SET PROBLEM: Copy the rows from the start of the rows down through the line containing "data-label: 26: [625, 383, 643, 398]", swapping every "x-tick-label" for "x-axis-label" and leaving everything else unchanged.

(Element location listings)

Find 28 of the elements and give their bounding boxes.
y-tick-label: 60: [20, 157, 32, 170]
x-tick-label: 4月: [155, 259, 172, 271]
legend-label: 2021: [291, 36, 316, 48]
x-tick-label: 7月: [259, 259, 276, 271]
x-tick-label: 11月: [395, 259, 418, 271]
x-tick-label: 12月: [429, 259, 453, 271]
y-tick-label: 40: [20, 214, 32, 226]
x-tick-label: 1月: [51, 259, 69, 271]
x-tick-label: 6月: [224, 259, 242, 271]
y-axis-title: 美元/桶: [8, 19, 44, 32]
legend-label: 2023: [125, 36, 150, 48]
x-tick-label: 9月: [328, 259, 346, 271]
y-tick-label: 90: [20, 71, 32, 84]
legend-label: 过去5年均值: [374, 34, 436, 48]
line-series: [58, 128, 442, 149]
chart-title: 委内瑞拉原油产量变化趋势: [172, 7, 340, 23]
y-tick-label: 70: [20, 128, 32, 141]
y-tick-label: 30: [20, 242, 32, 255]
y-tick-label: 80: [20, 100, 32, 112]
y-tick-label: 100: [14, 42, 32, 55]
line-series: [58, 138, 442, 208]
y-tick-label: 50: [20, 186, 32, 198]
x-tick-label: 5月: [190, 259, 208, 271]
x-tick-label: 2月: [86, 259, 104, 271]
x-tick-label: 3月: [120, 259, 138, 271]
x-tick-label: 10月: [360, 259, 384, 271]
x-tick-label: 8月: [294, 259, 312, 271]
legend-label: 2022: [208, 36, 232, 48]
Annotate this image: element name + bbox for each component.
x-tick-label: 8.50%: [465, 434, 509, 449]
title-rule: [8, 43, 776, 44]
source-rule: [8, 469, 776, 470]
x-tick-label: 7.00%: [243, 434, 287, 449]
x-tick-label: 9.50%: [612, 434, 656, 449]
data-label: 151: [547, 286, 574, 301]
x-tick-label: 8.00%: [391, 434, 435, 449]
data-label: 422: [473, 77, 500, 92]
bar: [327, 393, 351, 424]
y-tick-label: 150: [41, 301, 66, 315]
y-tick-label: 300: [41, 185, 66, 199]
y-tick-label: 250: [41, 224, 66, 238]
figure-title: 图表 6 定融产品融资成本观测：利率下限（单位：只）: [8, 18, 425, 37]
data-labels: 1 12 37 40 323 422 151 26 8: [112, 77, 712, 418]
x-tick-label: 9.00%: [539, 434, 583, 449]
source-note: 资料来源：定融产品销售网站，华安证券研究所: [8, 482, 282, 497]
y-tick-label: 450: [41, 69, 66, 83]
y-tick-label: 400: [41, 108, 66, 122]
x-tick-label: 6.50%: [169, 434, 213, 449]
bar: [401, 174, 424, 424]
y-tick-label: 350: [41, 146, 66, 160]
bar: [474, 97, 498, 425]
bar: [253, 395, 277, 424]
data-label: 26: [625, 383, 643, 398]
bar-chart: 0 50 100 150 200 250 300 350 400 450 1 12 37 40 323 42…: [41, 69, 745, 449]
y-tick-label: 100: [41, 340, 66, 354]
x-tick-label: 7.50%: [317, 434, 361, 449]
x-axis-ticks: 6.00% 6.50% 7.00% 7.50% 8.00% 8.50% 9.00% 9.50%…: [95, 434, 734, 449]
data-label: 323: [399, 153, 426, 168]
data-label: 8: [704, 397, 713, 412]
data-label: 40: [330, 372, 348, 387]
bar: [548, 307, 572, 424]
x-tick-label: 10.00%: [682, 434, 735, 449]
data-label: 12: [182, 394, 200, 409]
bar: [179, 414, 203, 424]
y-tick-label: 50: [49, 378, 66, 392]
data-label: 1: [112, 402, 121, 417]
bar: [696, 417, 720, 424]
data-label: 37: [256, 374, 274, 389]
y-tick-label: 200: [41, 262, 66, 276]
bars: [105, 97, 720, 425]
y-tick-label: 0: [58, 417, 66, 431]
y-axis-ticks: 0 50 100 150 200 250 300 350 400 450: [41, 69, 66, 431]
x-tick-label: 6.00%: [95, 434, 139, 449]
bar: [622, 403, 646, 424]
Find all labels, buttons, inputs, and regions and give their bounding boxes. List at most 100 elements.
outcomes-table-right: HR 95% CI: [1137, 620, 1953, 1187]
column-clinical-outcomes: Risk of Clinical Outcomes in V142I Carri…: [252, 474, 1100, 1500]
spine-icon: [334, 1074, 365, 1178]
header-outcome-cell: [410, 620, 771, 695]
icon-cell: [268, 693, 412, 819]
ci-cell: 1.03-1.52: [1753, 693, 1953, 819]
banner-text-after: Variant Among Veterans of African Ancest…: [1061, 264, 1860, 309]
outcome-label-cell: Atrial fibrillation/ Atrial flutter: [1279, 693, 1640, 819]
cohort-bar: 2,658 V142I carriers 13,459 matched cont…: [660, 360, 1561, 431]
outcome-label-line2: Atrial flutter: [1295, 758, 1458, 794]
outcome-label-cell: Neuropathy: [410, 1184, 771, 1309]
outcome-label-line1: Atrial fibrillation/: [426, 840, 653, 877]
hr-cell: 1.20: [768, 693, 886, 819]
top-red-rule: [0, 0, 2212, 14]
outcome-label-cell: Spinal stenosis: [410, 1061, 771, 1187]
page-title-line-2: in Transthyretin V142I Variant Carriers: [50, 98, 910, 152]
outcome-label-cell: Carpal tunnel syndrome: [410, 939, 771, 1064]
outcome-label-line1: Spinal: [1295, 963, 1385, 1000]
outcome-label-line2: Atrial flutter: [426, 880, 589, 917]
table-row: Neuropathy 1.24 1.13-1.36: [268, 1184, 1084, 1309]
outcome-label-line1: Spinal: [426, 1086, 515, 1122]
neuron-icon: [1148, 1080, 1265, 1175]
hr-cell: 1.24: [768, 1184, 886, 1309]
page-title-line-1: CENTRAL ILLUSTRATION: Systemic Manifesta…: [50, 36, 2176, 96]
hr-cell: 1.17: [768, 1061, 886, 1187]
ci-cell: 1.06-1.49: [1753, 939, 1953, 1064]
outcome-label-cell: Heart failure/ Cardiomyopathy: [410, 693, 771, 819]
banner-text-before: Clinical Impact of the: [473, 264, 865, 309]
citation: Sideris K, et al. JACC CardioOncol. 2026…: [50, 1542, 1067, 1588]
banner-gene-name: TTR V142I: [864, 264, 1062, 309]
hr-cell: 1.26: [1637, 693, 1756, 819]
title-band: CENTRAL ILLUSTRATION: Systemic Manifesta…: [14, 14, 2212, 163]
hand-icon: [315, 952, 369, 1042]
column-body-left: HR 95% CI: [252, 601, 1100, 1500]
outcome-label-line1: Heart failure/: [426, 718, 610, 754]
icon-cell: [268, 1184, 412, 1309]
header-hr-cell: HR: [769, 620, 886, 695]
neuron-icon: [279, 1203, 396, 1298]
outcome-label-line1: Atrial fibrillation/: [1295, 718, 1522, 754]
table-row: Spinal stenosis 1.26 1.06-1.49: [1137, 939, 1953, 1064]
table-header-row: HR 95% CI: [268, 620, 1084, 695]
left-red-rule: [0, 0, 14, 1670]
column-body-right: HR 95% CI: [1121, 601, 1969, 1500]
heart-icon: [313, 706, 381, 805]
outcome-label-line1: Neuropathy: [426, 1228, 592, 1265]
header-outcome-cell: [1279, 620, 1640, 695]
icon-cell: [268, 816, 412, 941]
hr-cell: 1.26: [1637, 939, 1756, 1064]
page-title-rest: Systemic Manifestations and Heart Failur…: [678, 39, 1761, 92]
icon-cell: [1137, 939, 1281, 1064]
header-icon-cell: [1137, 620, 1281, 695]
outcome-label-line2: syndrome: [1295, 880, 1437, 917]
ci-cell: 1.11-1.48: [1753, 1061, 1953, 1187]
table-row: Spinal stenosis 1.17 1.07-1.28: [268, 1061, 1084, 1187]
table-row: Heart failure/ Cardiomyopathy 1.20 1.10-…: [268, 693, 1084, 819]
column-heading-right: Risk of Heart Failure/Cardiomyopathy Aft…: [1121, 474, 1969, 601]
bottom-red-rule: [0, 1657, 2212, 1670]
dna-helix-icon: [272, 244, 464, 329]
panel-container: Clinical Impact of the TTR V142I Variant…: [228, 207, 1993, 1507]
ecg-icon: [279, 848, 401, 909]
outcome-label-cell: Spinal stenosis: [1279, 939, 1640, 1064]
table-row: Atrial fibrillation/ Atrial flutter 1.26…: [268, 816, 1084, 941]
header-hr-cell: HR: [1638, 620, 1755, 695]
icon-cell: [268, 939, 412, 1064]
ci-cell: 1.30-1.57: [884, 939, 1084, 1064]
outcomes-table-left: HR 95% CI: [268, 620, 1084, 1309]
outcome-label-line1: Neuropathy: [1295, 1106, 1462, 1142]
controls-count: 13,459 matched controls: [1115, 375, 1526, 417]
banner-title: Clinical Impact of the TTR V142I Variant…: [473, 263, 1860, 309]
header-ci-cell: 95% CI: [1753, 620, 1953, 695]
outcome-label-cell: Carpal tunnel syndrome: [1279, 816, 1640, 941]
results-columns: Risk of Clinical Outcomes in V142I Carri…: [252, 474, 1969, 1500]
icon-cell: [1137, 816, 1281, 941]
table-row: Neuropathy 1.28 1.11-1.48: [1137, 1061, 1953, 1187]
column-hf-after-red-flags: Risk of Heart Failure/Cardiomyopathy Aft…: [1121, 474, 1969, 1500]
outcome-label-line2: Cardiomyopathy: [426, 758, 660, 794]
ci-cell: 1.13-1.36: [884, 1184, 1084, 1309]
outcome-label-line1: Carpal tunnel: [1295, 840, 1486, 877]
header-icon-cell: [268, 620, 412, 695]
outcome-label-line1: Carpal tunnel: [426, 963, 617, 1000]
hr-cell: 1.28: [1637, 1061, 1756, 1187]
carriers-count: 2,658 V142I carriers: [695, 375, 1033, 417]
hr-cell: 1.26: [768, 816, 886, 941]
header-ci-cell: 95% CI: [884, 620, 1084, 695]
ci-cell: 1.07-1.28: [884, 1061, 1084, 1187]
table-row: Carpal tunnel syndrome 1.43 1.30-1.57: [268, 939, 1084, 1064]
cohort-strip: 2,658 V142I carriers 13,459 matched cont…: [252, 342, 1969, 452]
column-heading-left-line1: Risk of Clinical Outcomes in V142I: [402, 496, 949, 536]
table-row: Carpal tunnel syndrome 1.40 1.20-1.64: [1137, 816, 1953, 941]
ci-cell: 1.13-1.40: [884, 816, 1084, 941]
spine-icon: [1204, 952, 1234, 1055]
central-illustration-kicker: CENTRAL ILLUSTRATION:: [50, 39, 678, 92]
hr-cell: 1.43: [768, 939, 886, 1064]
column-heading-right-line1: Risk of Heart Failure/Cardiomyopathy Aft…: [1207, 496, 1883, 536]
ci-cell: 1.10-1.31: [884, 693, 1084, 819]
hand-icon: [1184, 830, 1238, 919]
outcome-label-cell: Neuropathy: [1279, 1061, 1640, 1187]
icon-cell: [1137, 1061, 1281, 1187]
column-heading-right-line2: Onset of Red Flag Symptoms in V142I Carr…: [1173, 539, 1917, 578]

FULL SOLUTION:
Find 28 of the elements and give their bounding boxes.
y-tick-label: 60: [20, 157, 32, 170]
x-axis-label: 4月: [155, 259, 172, 271]
legend-label: 2021: [291, 36, 316, 48]
x-axis-label: 7月: [259, 259, 276, 271]
x-axis-label: 11月: [395, 259, 418, 271]
x-axis-label: 12月: [429, 259, 453, 271]
y-tick-label: 40: [20, 214, 32, 226]
x-axis-label: 1月: [51, 259, 69, 271]
x-axis-label: 6月: [224, 259, 242, 271]
y-axis-title: 美元/桶: [8, 19, 44, 32]
legend-label: 2023: [125, 36, 150, 48]
x-axis-label: 9月: [328, 259, 346, 271]
y-tick-label: 90: [20, 71, 32, 84]
legend-label: 过去5年均值: [374, 34, 436, 48]
line-series: [58, 128, 442, 149]
chart-title: 委内瑞拉原油产量变化趋势: [172, 7, 340, 23]
y-tick-label: 70: [20, 128, 32, 141]
y-tick-label: 30: [20, 242, 32, 255]
y-tick-label: 80: [20, 100, 32, 112]
y-tick-label: 100: [14, 42, 32, 55]
line-series: [58, 138, 442, 208]
y-tick-label: 50: [20, 186, 32, 198]
x-axis-label: 5月: [190, 259, 208, 271]
x-axis-label: 2月: [86, 259, 104, 271]
x-axis-label: 3月: [120, 259, 138, 271]
x-axis-label: 10月: [360, 259, 384, 271]
x-axis-label: 8月: [294, 259, 312, 271]
legend-label: 2022: [208, 36, 232, 48]
Annotate this image: element name + bbox for each component.
x-axis-label: 8.50%: [465, 434, 509, 449]
title-rule: [8, 43, 776, 44]
source-rule: [8, 469, 776, 470]
x-axis-label: 7.00%: [243, 434, 287, 449]
x-axis-label: 9.50%: [612, 434, 656, 449]
data-label: 151: [547, 286, 574, 301]
x-axis-label: 8.00%: [391, 434, 435, 449]
data-label: 422: [473, 77, 500, 92]
bar: [327, 393, 351, 424]
y-tick-label: 150: [41, 301, 66, 315]
y-tick-label: 300: [41, 185, 66, 199]
y-tick-label: 250: [41, 224, 66, 238]
figure-title: 图表 6 定融产品融资成本观测：利率下限（单位：只）: [8, 18, 425, 37]
data-labels: 1 12 37 40 323 422 151 26 8: [112, 77, 712, 418]
x-axis-label: 9.00%: [539, 434, 583, 449]
source-note: 资料来源：定融产品销售网站，华安证券研究所: [8, 482, 282, 497]
y-tick-label: 450: [41, 69, 66, 83]
y-tick-label: 400: [41, 108, 66, 122]
x-axis-label: 6.50%: [169, 434, 213, 449]
bar: [401, 174, 424, 424]
y-tick-label: 350: [41, 146, 66, 160]
bar: [474, 97, 498, 425]
bar: [253, 395, 277, 424]
data-label: 26: [625, 383, 643, 398]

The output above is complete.